Collected data entries
· · · · · · ·
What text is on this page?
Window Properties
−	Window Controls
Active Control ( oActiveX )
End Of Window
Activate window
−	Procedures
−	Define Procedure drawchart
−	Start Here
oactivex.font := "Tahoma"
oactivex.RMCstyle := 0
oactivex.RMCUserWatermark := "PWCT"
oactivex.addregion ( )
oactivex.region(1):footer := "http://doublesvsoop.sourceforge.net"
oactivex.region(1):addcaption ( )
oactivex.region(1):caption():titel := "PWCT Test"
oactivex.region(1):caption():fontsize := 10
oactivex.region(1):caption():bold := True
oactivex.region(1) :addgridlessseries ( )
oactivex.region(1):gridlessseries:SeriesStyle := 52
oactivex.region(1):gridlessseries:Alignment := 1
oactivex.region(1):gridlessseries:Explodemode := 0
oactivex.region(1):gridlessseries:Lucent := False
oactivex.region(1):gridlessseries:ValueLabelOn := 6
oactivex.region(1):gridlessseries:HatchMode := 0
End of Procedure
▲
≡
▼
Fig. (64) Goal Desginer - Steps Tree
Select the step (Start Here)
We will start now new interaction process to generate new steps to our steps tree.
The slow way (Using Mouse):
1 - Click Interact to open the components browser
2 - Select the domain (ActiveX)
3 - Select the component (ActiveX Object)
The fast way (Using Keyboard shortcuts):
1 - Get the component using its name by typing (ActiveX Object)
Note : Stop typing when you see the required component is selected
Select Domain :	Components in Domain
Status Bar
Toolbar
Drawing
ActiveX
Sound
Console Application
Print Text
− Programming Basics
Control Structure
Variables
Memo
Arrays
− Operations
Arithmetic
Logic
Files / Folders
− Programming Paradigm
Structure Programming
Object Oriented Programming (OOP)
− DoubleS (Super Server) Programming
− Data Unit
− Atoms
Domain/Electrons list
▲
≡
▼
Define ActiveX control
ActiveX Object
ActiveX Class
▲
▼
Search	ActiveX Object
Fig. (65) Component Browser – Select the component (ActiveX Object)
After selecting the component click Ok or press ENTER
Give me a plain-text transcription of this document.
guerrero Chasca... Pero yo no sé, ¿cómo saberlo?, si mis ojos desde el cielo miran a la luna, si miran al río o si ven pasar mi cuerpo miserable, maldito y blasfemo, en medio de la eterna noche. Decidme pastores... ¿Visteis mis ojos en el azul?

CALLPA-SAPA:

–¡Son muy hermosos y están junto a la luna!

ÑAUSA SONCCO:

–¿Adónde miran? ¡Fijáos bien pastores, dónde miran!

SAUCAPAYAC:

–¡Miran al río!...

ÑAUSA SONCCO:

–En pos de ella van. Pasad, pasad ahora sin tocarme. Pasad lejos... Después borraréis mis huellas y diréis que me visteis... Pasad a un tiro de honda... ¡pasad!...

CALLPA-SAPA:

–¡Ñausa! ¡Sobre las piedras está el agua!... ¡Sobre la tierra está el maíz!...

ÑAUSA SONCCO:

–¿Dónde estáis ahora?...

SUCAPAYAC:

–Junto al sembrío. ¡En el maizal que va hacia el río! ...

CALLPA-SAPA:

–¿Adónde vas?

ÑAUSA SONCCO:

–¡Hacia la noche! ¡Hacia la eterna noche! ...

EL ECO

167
· · · · · · ·
What to work on.
Pull every line containing "luna" out of the records.

Full output.
guerrero Chasca... Pero yo no sé, ¿cómo saberlo?, si mis ojos desde el cielo miran a la luna, si miran al río o si ven pasar mi cuerpo miserable, maldito y blasfemo, en medio de la eterna noche. Decidme pastores... ¿Visteis mis ojos en el azul?
–¡Son muy hermosos y están junto a la luna!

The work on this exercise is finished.